• _Source records_
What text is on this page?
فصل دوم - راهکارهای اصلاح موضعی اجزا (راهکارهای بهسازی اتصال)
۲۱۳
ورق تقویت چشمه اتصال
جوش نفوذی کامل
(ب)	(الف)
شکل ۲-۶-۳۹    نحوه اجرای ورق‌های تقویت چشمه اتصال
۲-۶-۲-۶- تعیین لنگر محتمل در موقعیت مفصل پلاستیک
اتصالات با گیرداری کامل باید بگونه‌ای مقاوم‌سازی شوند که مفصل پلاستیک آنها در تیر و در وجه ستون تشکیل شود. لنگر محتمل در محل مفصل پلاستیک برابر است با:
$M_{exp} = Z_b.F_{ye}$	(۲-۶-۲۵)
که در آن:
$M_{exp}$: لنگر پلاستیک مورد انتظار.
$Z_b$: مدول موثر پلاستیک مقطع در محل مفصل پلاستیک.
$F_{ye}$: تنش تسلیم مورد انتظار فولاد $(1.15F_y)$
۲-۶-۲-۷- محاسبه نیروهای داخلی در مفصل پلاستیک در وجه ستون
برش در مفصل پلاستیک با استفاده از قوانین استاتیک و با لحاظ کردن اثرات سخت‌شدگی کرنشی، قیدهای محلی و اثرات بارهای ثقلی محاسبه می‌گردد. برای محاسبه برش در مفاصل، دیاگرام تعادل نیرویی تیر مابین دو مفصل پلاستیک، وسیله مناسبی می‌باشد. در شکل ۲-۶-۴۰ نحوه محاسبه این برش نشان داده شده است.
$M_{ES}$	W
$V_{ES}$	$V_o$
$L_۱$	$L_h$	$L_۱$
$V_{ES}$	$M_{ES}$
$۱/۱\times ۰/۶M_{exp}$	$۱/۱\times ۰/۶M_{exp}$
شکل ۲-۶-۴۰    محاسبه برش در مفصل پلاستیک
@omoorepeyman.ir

• _Goal of the exercise_
Which lines contain "کامل"? Copy each of them.

• _The solution_
جوش نفوذی کامل
اتصالات با گیرداری کامل باید بگونه‌ای مقاوم‌سازی شوند که مفصل پلاستیک آنها در تیر و در وجه ستون تشکیل شود. لنگر محتمل در محل مفصل پلاستیک برابر است با:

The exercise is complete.